THE PROBLEM: Note each line of the listing that contains the string "JSON", and copy it.

[Figure collection entries]
Start

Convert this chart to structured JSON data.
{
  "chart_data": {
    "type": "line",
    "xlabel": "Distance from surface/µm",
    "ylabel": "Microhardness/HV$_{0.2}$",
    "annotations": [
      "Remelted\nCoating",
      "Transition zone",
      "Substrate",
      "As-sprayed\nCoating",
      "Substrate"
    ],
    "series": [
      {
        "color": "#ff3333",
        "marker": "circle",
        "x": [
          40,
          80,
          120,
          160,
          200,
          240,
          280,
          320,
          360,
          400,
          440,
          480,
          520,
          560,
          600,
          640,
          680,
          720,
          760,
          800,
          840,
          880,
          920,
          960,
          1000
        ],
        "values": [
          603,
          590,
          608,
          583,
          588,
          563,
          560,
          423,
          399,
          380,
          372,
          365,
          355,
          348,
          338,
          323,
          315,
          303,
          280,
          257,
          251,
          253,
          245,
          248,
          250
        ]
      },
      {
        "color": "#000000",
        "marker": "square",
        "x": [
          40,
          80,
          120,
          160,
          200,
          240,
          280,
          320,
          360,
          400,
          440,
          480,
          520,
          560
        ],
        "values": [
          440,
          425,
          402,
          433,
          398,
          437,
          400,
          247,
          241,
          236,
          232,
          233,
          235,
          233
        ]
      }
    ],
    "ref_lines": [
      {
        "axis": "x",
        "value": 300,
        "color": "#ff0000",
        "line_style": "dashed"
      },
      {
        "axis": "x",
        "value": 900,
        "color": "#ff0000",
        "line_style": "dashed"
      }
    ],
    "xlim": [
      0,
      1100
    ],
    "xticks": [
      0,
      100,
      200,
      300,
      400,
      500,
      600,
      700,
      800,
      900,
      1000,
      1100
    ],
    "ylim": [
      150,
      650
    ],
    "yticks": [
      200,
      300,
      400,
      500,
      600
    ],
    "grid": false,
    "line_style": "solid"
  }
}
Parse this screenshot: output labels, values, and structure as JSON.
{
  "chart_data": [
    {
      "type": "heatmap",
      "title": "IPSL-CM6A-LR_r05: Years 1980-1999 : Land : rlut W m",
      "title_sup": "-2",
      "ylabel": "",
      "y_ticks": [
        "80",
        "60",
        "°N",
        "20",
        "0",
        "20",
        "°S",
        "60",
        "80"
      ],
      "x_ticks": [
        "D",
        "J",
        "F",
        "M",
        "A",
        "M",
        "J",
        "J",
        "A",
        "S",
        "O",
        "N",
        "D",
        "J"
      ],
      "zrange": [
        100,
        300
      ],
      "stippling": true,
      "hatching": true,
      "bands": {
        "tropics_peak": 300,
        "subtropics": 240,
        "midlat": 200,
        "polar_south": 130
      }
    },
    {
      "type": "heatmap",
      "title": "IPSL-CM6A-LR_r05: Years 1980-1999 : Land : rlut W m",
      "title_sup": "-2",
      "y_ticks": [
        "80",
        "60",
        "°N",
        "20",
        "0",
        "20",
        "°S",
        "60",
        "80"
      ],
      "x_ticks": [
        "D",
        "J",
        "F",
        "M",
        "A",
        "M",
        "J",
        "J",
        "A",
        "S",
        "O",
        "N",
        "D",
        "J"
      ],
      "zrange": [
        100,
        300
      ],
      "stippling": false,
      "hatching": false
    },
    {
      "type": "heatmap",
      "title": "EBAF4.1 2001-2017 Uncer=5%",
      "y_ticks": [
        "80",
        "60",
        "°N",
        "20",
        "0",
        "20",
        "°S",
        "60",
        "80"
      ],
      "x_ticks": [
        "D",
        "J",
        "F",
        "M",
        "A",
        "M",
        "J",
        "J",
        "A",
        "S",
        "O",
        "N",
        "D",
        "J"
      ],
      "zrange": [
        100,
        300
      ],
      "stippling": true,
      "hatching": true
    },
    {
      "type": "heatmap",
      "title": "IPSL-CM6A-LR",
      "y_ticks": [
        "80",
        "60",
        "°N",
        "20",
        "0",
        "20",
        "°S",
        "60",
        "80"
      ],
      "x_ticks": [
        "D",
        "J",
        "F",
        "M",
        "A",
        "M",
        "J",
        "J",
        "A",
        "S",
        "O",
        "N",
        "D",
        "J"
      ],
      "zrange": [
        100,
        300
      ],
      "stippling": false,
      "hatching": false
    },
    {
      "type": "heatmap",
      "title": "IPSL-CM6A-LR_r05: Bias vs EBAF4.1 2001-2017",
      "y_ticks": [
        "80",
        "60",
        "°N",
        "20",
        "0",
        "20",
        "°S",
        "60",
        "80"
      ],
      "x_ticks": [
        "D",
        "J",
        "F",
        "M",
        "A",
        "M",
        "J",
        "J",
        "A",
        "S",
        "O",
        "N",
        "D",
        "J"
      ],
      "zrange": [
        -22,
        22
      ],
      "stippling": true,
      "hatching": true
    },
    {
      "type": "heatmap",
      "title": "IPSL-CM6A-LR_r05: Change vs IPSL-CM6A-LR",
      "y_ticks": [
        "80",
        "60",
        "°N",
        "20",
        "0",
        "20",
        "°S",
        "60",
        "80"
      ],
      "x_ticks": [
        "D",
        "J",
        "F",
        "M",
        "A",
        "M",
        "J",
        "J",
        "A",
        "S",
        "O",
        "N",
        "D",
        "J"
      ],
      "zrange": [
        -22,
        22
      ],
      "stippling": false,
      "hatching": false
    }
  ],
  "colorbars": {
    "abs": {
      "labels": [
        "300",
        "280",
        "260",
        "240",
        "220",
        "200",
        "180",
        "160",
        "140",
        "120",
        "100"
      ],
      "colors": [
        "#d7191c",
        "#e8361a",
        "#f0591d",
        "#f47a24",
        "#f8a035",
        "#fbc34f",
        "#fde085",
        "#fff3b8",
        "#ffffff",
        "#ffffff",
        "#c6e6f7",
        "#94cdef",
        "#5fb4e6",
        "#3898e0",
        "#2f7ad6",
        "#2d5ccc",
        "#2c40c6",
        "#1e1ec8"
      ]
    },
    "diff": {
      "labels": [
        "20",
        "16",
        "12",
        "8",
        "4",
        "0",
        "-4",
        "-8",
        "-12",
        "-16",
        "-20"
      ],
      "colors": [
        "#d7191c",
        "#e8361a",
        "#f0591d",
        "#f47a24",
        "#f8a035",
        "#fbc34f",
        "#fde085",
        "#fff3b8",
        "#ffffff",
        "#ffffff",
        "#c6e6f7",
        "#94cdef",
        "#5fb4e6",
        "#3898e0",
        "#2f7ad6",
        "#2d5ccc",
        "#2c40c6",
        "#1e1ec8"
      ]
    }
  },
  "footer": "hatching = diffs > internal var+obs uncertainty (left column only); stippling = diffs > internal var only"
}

End

RESULT BELOW:
Convert this chart to structured JSON data.
Parse this screenshot: output labels, values, and structure as JSON.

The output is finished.